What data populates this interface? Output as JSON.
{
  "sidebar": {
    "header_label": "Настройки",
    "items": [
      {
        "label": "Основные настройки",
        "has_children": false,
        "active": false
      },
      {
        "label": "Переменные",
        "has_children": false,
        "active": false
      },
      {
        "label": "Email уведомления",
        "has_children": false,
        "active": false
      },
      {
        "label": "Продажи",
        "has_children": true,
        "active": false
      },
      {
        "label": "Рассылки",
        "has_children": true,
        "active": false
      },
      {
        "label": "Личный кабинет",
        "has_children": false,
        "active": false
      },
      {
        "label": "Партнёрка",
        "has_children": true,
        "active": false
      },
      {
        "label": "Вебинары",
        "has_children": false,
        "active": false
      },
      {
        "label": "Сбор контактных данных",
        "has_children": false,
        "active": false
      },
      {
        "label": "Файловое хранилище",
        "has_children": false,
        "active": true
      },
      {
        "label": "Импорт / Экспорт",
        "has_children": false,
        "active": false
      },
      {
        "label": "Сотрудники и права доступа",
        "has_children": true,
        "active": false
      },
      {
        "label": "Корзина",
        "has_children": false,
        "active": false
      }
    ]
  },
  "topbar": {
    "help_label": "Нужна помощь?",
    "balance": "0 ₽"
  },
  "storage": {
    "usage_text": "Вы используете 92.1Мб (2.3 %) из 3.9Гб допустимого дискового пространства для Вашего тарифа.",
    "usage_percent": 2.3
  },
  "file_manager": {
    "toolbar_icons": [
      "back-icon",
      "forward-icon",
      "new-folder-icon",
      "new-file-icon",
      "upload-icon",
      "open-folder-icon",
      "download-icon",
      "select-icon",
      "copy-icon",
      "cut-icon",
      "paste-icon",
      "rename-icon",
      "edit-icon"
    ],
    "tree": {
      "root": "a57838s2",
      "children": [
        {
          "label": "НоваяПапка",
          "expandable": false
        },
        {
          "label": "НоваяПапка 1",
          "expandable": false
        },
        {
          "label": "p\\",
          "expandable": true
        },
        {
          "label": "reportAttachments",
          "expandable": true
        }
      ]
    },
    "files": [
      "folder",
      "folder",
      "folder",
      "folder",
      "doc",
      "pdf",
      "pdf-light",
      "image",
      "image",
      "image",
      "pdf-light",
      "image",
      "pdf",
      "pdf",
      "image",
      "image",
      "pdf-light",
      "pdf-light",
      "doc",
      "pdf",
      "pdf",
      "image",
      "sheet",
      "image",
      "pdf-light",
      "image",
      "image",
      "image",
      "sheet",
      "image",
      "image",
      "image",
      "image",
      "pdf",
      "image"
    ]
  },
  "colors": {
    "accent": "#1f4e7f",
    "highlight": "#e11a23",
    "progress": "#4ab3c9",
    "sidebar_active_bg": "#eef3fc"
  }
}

# # # #

• Set exercise: Retype each record exactly, leaving nothing out.

• Output for this task:
What data populates this interface? Output as JSON.
{
  "sidebar": {
    "header_label": "Настройки",
    "items": [
      {
        "label": "Основные настройки",
        "has_children": false,
        "active": false
      },
      {
        "label": "Переменные",
        "has_children": false,
        "active": false
      },
      {
        "label": "Email уведомления",
        "has_children": false,
        "active": false
      },
      {
        "label": "Продажи",
        "has_children": true,
        "active": false
      },
      {
        "label": "Рассылки",
        "has_children": true,
        "active": false
      },
      {
        "label": "Личный кабинет",
        "has_children": false,
        "active": false
      },
      {
        "label": "Партнёрка",
        "has_children": true,
        "active": false
      },
      {
        "label": "Вебинары",
        "has_children": false,
        "active": false
      },
      {
        "label": "Сбор контактных данных",
        "has_children": false,
        "active": false
      },
      {
        "label": "Файловое хранилище",
        "has_children": false,
        "active": true
      },
      {
        "label": "Импорт / Экспорт",
        "has_children": false,
        "active": false
      },
      {
        "label": "Сотрудники и права доступа",
        "has_children": true,
        "active": false
      },
      {
        "label": "Корзина",
        "has_children": false,
        "active": false
      }
    ]
  },
  "topbar": {
    "help_label": "Нужна помощь?",
    "balance": "0 ₽"
  },
  "storage": {
    "usage_text": "Вы используете 92.1Мб (2.3 %) из 3.9Гб допустимого дискового пространства для Вашего тарифа.",
    "usage_percent": 2.3
  },
  "file_manager": {
    "toolbar_icons": [
      "back-icon",
      "forward-icon",
      "new-folder-icon",
      "new-file-icon",
      "upload-icon",
      "open-folder-icon",
      "download-icon",
      "select-icon",
      "copy-icon",
      "cut-icon",
      "paste-icon",
      "rename-icon",
      "edit-icon"
    ],
    "tree": {
      "root": "a57838s2",
      "children": [
        {
          "label": "НоваяПапка",
          "expandable": false
        },
        {
          "label": "НоваяПапка 1",
          "expandable": false
        },
        {
          "label": "p\\",
          "expandable": true
        },
        {
          "label": "reportAttachments",
          "expandable": true
        }
      ]
    },
    "files": [
      "folder",
      "folder",
      "folder",
      "folder",
      "doc",
      "pdf",
      "pdf-light",
      "image",
      "image",
      "image",
      "pdf-light",
      "image",
      "pdf",
      "pdf",
      "image",
      "image",
      "pdf-light",
      "pdf-light",
      "doc",
      "pdf",
      "pdf",
      "image",
      "sheet",
      "image",
      "pdf-light",
      "image",
      "image",
      "image",
      "sheet",
      "image",
      "image",
      "image",
      "image",
      "pdf",
      "image"
    ]
  },
  "colors": {
    "accent": "#1f4e7f",
    "highlight": "#e11a23",
    "progress": "#4ab3c9",
    "sidebar_active_bg": "#eef3fc"
  }
}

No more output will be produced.